#### Document extract ####
Uber then joined the ranks of those pressuring Levandowski, with the warning earlier this month that, if he didn’t comply with the court’s requests, he faced termination. That ominous threat has come true today, with the New York Times reporting that Levandowski has indeed been fired.
“Over the last few months Uber has provided significant evidence to the court to demonstrate that our self-driving technology has been built independently,” Angela Padilla, Uber’s associate general counsel for employment and litigation, confirmed in an internal email seen by the paper. “Over that same period, Uber has urged Anthony to fully cooperate in helping the court get to the facts and ultimately helping to prove our case.” The company is yet to make a public statement, and Levandowski himself has not commented on the reports.
#### Dataset entries ####
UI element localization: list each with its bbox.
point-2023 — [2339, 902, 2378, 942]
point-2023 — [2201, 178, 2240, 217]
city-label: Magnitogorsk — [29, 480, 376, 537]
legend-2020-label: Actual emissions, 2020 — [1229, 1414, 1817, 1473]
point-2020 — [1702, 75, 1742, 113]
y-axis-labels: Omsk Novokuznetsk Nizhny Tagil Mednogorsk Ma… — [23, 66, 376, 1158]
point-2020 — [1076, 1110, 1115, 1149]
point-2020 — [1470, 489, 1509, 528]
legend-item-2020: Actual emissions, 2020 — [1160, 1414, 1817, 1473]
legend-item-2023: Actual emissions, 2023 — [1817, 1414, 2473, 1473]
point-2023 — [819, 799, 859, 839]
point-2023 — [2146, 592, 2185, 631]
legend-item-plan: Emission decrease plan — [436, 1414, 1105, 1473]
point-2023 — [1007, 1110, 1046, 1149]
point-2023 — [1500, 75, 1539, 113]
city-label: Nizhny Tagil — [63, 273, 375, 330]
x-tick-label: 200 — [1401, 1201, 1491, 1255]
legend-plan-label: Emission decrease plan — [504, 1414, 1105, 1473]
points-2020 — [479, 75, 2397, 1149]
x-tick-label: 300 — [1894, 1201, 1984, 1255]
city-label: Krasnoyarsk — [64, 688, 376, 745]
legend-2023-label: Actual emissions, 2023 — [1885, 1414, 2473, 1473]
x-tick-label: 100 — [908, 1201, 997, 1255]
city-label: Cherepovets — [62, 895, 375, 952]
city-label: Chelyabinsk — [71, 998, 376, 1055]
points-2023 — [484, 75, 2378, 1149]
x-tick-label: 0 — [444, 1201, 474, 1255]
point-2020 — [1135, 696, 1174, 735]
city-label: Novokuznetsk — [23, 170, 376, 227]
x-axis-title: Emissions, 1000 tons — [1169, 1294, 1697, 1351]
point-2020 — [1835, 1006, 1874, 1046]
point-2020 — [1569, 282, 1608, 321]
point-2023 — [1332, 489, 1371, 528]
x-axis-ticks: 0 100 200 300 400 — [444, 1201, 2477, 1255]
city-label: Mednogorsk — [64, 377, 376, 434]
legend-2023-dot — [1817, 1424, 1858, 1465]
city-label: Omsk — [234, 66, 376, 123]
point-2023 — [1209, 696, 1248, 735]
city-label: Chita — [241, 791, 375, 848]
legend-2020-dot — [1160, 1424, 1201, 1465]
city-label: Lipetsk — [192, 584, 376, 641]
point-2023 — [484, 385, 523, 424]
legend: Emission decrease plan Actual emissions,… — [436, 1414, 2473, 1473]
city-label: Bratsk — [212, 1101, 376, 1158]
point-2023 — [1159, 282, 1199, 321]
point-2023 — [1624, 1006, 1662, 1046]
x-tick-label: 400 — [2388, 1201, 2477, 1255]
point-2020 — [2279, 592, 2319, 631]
####
_Problems to solve_.
• 1. Answer the following questions about the article on Levandowski's firing.
(a) Which newspaper reported that Levandowski had been fired?
(b) What position does Angela Padilla hold at Uber?
(c) Through what means did Padilla confirm the news?
• 2. Transcribe the article on Levandowski's firing from "Uber then joined" to "on the reports.".

_Responses for each task_.
• 1.
(a) The New York Times
(b) Associate general counsel for employment and litigation
(c) An internal email

• 2.
Uber then joined the ranks of those pressuring Levandowski, with the warning earlier this month that, if he didn’t comply with the court’s requests, he faced termination. That ominous threat has come true today, with the New York Times reporting that Levandowski has indeed been fired.
“Over the last few months Uber has provided significant evidence to the court to demonstrate that our self-driving technology has been built independently,” Angela Padilla, Uber’s associate general counsel for employment and litigation, confirmed in an internal email seen by the paper. “Over that same period, Uber has urged Anthony to fully cooperate in helping the court get to the facts and ultimately helping to prove our case.” The company is yet to make a public statement, and Levandowski himself has not commented on the reports.